* start *
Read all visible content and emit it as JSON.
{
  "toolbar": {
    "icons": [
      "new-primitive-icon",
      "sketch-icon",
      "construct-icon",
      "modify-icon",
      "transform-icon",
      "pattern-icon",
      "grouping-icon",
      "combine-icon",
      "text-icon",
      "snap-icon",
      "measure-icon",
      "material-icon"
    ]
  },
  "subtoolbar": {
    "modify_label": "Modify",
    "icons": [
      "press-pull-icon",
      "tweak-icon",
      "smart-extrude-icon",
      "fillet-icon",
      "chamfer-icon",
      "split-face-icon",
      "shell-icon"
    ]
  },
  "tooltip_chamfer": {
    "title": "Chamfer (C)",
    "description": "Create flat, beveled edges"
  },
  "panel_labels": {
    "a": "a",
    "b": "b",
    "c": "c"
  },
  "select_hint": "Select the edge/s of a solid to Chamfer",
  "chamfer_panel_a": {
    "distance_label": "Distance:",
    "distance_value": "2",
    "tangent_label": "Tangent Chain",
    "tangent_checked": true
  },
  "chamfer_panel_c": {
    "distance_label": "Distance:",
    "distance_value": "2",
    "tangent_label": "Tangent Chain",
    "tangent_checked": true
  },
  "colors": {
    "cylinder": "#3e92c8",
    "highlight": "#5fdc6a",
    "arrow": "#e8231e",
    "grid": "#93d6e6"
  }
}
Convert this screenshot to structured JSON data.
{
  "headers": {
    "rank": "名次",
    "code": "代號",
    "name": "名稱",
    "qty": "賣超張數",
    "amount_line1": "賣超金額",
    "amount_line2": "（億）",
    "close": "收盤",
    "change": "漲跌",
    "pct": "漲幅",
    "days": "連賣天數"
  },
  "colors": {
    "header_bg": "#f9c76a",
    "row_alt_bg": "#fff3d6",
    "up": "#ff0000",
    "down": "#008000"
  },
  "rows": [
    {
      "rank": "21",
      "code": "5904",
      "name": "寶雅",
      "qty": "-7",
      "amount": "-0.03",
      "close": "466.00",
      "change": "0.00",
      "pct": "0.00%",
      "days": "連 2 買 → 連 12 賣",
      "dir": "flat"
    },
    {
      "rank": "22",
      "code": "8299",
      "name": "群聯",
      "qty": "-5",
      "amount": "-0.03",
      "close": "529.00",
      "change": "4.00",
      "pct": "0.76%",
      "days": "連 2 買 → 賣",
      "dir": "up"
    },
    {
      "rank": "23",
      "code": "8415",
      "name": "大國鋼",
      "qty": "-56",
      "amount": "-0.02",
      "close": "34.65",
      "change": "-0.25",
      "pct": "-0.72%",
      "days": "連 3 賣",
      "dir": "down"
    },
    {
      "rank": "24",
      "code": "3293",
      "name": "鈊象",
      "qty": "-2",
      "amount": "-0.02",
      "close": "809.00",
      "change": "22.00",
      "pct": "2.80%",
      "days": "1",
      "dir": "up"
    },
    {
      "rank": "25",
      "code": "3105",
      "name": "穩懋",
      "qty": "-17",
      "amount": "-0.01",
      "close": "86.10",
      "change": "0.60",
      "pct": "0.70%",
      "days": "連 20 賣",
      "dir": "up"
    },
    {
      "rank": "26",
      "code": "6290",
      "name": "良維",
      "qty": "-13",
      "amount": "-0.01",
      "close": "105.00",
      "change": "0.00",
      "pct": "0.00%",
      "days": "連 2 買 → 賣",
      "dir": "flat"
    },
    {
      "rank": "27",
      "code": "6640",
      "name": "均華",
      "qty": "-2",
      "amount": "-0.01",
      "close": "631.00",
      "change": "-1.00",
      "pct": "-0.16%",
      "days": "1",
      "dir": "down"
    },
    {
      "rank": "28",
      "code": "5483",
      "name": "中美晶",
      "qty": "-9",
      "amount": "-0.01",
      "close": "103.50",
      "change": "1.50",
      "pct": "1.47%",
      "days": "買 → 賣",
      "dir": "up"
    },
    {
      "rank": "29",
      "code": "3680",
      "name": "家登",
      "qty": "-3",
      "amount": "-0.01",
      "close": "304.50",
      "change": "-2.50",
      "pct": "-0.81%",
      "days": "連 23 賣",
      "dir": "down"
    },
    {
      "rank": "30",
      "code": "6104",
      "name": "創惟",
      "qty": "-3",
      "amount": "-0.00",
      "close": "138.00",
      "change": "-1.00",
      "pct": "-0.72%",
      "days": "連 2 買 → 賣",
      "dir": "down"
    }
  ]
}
* end *
### What needs to be done
Repeat the records above exactly.

### Exercise response
Read all visible content and emit it as JSON.
{
  "toolbar": {
    "icons": [
      "new-primitive-icon",
      "sketch-icon",
      "construct-icon",
      "modify-icon",
      "transform-icon",
      "pattern-icon",
      "grouping-icon",
      "combine-icon",
      "text-icon",
      "snap-icon",
      "measure-icon",
      "material-icon"
    ]
  },
  "subtoolbar": {
    "modify_label": "Modify",
    "icons": [
      "press-pull-icon",
      "tweak-icon",
      "smart-extrude-icon",
      "fillet-icon",
      "chamfer-icon",
      "split-face-icon",
      "shell-icon"
    ]
  },
  "tooltip_chamfer": {
    "title": "Chamfer (C)",
    "description": "Create flat, beveled edges"
  },
  "panel_labels": {
    "a": "a",
    "b": "b",
    "c": "c"
  },
  "select_hint": "Select the edge/s of a solid to Chamfer",
  "chamfer_panel_a": {
    "distance_label": "Distance:",
    "distance_value": "2",
    "tangent_label": "Tangent Chain",
    "tangent_checked": true
  },
  "chamfer_panel_c": {
    "distance_label": "Distance:",
    "distance_value": "2",
    "tangent_label": "Tangent Chain",
    "tangent_checked": true
  },
  "colors": {
    "cylinder": "#3e92c8",
    "highlight": "#5fdc6a",
    "arrow": "#e8231e",
    "grid": "#93d6e6"
  }
}
Convert this screenshot to structured JSON data.
{
  "headers": {
    "rank": "名次",
    "code": "代號",
    "name": "名稱",
    "qty": "賣超張數",
    "amount_line1": "賣超金額",
    "amount_line2": "（億）",
    "close": "收盤",
    "change": "漲跌",
    "pct": "漲幅",
    "days": "連賣天數"
  },
  "colors": {
    "header_bg": "#f9c76a",
    "row_alt_bg": "#fff3d6",
    "up": "#ff0000",
    "down": "#008000"
  },
  "rows": [
    {
      "rank": "21",
      "code": "5904",
      "name": "寶雅",
      "qty": "-7",
      "amount": "-0.03",
      "close": "466.00",
      "change": "0.00",
      "pct": "0.00%",
      "days": "連 2 買 → 連 12 賣",
      "dir": "flat"
    },
    {
      "rank": "22",
      "code": "8299",
      "name": "群聯",
      "qty": "-5",
      "amount": "-0.03",
      "close": "529.00",
      "change": "4.00",
      "pct": "0.76%",
      "days": "連 2 買 → 賣",
      "dir": "up"
    },
    {
      "rank": "23",
      "code": "8415",
      "name": "大國鋼",
      "qty": "-56",
      "amount": "-0.02",
      "close": "34.65",
      "change": "-0.25",
      "pct": "-0.72%",
      "days": "連 3 賣",
      "dir": "down"
    },
    {
      "rank": "24",
      "code": "3293",
      "name": "鈊象",
      "qty": "-2",
      "amount": "-0.02",
      "close": "809.00",
      "change": "22.00",
      "pct": "2.80%",
      "days": "1",
      "dir": "up"
    },
    {
      "rank": "25",
      "code": "3105",
      "name": "穩懋",
      "qty": "-17",
      "amount": "-0.01",
      "close": "86.10",
      "change": "0.60",
      "pct": "0.70%",
      "days": "連 20 賣",
      "dir": "up"
    },
    {
      "rank": "26",
      "code": "6290",
      "name": "良維",
      "qty": "-13",
      "amount": "-0.01",
      "close": "105.00",
      "change": "0.00",
      "pct": "0.00%",
      "days": "連 2 買 → 賣",
      "dir": "flat"
    },
    {
      "rank": "27",
      "code": "6640",
      "name": "均華",
      "qty": "-2",
      "amount": "-0.01",
      "close": "631.00",
      "change": "-1.00",
      "pct": "-0.16%",
      "days": "1",
      "dir": "down"
    },
    {
      "rank": "28",
      "code": "5483",
      "name": "中美晶",
      "qty": "-9",
      "amount": "-0.01",
      "close": "103.50",
      "change": "1.50",
      "pct": "1.47%",
      "days": "買 → 賣",
      "dir": "up"
    },
    {
      "rank": "29",
      "code": "3680",
      "name": "家登",
      "qty": "-3",
      "amount": "-0.01",
      "close": "304.50",
      "change": "-2.50",
      "pct": "-0.81%",
      "days": "連 23 賣",
      "dir": "down"
    },
    {
      "rank": "30",
      "code": "6104",
      "name": "創惟",
      "qty": "-3",
      "amount": "-0.00",
      "close": "138.00",
      "change": "-1.00",
      "pct": "-0.72%",
      "days": "連 2 買 → 賣",
      "dir": "down"
    }
  ]
}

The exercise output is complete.